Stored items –
--------

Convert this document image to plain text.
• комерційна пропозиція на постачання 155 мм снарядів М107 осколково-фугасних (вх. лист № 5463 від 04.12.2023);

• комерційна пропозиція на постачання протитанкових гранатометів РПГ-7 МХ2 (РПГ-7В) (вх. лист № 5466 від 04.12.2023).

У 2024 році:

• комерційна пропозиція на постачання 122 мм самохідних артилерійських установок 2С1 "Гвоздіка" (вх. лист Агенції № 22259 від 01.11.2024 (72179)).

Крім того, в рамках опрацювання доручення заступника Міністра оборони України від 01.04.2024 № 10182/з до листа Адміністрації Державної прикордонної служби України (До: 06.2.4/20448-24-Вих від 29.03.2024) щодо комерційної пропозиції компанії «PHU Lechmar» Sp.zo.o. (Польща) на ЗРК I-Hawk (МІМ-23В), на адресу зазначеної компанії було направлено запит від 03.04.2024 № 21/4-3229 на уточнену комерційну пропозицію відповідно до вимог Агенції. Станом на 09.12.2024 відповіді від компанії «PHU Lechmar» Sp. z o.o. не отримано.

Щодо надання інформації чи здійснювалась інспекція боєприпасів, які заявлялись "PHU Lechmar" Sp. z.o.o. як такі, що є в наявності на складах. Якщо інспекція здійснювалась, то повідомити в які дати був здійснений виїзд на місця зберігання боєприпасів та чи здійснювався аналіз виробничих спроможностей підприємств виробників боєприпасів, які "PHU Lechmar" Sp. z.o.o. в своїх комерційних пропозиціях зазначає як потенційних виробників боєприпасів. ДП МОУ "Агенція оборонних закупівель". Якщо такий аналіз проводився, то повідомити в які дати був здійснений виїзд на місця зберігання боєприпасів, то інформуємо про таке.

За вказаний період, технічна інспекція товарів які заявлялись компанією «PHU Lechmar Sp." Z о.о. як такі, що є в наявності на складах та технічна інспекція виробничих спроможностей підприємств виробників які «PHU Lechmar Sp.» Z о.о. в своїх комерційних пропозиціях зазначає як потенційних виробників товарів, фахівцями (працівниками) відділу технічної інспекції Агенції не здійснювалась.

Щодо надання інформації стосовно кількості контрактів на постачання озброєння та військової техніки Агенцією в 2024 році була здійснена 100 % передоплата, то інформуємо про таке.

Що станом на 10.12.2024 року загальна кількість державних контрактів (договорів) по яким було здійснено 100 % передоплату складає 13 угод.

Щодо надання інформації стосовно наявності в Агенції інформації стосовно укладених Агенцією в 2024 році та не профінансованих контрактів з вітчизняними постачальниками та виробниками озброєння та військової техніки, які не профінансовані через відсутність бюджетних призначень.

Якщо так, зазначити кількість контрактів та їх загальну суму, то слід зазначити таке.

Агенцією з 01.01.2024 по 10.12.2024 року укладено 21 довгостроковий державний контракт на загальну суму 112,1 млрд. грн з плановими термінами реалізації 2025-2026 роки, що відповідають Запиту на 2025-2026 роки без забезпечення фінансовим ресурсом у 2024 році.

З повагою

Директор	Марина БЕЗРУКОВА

--------

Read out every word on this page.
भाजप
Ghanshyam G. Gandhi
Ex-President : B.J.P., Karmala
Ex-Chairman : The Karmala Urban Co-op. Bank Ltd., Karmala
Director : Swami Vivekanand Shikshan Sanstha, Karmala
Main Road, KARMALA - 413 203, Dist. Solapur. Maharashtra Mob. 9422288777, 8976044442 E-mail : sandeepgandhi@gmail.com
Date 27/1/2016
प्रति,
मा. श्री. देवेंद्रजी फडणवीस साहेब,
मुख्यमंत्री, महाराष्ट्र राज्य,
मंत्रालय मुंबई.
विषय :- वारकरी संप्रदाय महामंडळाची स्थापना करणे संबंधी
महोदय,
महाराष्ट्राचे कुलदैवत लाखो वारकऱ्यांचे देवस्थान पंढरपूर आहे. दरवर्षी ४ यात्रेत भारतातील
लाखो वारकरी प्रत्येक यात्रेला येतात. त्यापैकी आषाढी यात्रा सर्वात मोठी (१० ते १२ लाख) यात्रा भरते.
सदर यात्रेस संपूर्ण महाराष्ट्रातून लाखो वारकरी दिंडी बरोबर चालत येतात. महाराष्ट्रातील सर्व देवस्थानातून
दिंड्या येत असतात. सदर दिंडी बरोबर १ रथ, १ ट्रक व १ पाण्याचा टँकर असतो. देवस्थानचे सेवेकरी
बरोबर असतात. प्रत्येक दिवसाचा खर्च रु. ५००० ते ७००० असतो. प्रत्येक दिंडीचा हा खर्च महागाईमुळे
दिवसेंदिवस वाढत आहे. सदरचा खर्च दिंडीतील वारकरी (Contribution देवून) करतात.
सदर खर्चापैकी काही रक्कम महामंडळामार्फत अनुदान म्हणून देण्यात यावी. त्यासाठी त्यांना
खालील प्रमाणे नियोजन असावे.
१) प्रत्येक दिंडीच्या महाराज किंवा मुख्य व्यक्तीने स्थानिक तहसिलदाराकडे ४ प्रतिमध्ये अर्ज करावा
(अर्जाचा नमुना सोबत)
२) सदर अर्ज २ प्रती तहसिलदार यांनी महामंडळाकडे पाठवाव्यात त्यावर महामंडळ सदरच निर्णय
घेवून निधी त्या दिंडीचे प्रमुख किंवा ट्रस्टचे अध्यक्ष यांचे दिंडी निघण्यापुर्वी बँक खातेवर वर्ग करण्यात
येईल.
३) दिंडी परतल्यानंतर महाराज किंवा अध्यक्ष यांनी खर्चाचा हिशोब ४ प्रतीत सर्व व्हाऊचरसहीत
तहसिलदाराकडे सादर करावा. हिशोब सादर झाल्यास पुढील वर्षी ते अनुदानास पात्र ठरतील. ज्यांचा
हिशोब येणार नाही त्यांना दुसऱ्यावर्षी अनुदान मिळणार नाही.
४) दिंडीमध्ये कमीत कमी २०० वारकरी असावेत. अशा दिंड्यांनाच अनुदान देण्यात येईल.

--------

Objective – Look for the word "зазначає" in every line of the listing and copy the lines that have it.

Result for this exercise –
Щодо надання інформації чи здійснювалась інспекція боєприпасів, які заявлялись "PHU Lechmar" Sp. z.o.o. як такі, що є в наявності на складах. Якщо інспекція здійснювалась, то повідомити в які дати був здійснений виїзд на місця зберігання боєприпасів та чи здійснювався аналіз виробничих спроможностей підприємств виробників боєприпасів, які "PHU Lechmar" Sp. z.o.o. в своїх комерційних пропозиціях зазначає як потенційних виробників боєприпасів. ДП МОУ "Агенція оборонних закупівель". Якщо такий аналіз проводився, то повідомити в які дати був здійснений виїзд на місця зберігання боєприпасів, то інформуємо про таке.
За вказаний період, технічна інспекція товарів які заявлялись компанією «PHU Lechmar Sp." Z о.о. як такі, що є в наявності на складах та технічна інспекція виробничих спроможностей підприємств виробників які «PHU Lechmar Sp.» Z о.о. в своїх комерційних пропозиціях зазначає як потенційних виробників товарів, фахівцями (працівниками) відділу технічної інспекції Агенції не здійснювалась.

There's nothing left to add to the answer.